Data items:
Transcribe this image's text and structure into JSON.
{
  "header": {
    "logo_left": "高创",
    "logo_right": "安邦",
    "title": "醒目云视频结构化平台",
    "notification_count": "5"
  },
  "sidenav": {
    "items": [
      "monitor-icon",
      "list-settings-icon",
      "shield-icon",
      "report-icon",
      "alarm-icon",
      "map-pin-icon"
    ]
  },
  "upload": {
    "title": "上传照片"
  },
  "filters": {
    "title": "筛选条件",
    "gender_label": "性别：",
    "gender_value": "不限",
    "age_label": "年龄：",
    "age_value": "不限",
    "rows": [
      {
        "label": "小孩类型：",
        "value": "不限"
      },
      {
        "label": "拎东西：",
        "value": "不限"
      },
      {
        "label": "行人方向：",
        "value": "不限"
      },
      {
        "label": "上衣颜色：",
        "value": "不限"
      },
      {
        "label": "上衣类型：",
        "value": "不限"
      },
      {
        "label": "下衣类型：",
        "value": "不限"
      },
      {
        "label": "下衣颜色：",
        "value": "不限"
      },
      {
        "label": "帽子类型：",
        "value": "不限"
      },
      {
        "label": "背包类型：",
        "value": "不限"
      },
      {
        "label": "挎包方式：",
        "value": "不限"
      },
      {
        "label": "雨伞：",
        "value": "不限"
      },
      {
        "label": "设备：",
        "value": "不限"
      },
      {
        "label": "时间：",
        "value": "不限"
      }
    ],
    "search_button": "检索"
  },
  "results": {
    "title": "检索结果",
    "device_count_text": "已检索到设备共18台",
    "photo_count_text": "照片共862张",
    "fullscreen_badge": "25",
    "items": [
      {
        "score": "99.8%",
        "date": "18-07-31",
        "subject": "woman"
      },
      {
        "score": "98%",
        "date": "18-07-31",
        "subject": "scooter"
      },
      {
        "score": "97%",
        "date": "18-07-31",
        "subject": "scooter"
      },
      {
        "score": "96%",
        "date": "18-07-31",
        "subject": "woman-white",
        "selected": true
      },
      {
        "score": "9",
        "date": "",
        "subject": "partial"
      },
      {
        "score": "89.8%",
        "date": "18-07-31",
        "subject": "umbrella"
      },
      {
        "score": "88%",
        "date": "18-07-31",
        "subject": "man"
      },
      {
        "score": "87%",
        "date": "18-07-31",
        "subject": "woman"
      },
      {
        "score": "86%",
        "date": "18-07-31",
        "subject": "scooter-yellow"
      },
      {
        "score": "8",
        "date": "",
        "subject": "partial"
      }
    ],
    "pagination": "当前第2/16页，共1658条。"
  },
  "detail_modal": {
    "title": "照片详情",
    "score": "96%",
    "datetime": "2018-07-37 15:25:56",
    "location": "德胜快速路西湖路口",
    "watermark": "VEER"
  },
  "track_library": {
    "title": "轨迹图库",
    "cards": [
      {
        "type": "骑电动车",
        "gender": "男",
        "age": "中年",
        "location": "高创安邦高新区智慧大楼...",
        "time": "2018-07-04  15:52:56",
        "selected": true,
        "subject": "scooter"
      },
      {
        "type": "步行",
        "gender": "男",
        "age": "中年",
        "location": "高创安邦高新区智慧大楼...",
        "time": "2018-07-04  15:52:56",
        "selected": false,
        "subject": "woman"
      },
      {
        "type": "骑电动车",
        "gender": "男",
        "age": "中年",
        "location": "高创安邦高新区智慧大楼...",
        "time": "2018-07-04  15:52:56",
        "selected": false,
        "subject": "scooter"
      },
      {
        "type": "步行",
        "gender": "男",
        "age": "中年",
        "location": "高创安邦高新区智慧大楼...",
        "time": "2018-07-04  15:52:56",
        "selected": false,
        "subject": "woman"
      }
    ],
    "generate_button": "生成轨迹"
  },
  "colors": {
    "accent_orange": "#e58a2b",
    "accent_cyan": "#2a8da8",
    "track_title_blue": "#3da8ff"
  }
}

The task: Above are some records. Print them all exactly.

Task response:
Transcribe this image's text and structure into JSON.
{
  "header": {
    "logo_left": "高创",
    "logo_right": "安邦",
    "title": "醒目云视频结构化平台",
    "notification_count": "5"
  },
  "sidenav": {
    "items": [
      "monitor-icon",
      "list-settings-icon",
      "shield-icon",
      "report-icon",
      "alarm-icon",
      "map-pin-icon"
    ]
  },
  "upload": {
    "title": "上传照片"
  },
  "filters": {
    "title": "筛选条件",
    "gender_label": "性别：",
    "gender_value": "不限",
    "age_label": "年龄：",
    "age_value": "不限",
    "rows": [
      {
        "label": "小孩类型：",
        "value": "不限"
      },
      {
        "label": "拎东西：",
        "value": "不限"
      },
      {
        "label": "行人方向：",
        "value": "不限"
      },
      {
        "label": "上衣颜色：",
        "value": "不限"
      },
      {
        "label": "上衣类型：",
        "value": "不限"
      },
      {
        "label": "下衣类型：",
        "value": "不限"
      },
      {
        "label": "下衣颜色：",
        "value": "不限"
      },
      {
        "label": "帽子类型：",
        "value": "不限"
      },
      {
        "label": "背包类型：",
        "value": "不限"
      },
      {
        "label": "挎包方式：",
        "value": "不限"
      },
      {
        "label": "雨伞：",
        "value": "不限"
      },
      {
        "label": "设备：",
        "value": "不限"
      },
      {
        "label": "时间：",
        "value": "不限"
      }
    ],
    "search_button": "检索"
  },
  "results": {
    "title": "检索结果",
    "device_count_text": "已检索到设备共18台",
    "photo_count_text": "照片共862张",
    "fullscreen_badge": "25",
    "items": [
      {
        "score": "99.8%",
        "date": "18-07-31",
        "subject": "woman"
      },
      {
        "score": "98%",
        "date": "18-07-31",
        "subject": "scooter"
      },
      {
        "score": "97%",
        "date": "18-07-31",
        "subject": "scooter"
      },
      {
        "score": "96%",
        "date": "18-07-31",
        "subject": "woman-white",
        "selected": true
      },
      {
        "score": "9",
        "date": "",
        "subject": "partial"
      },
      {
        "score": "89.8%",
        "date": "18-07-31",
        "subject": "umbrella"
      },
      {
        "score": "88%",
        "date": "18-07-31",
        "subject": "man"
      },
      {
        "score": "87%",
        "date": "18-07-31",
        "subject": "woman"
      },
      {
        "score": "86%",
        "date": "18-07-31",
        "subject": "scooter-yellow"
      },
      {
        "score": "8",
        "date": "",
        "subject": "partial"
      }
    ],
    "pagination": "当前第2/16页，共1658条。"
  },
  "detail_modal": {
    "title": "照片详情",
    "score": "96%",
    "datetime": "2018-07-37 15:25:56",
    "location": "德胜快速路西湖路口",
    "watermark": "VEER"
  },
  "track_library": {
    "title": "轨迹图库",
    "cards": [
      {
        "type": "骑电动车",
        "gender": "男",
        "age": "中年",
        "location": "高创安邦高新区智慧大楼...",
        "time": "2018-07-04  15:52:56",
        "selected": true,
        "subject": "scooter"
      },
      {
        "type": "步行",
        "gender": "男",
        "age": "中年",
        "location": "高创安邦高新区智慧大楼...",
        "time": "2018-07-04  15:52:56",
        "selected": false,
        "subject": "woman"
      },
      {
        "type": "骑电动车",
        "gender": "男",
        "age": "中年",
        "location": "高创安邦高新区智慧大楼...",
        "time": "2018-07-04  15:52:56",
        "selected": false,
        "subject": "scooter"
      },
      {
        "type": "步行",
        "gender": "男",
        "age": "中年",
        "location": "高创安邦高新区智慧大楼...",
        "time": "2018-07-04  15:52:56",
        "selected": false,
        "subject": "woman"
      }
    ],
    "generate_button": "生成轨迹"
  },
  "colors": {
    "accent_orange": "#e58a2b",
    "accent_cyan": "#2a8da8",
    "track_title_blue": "#3da8ff"
  }
}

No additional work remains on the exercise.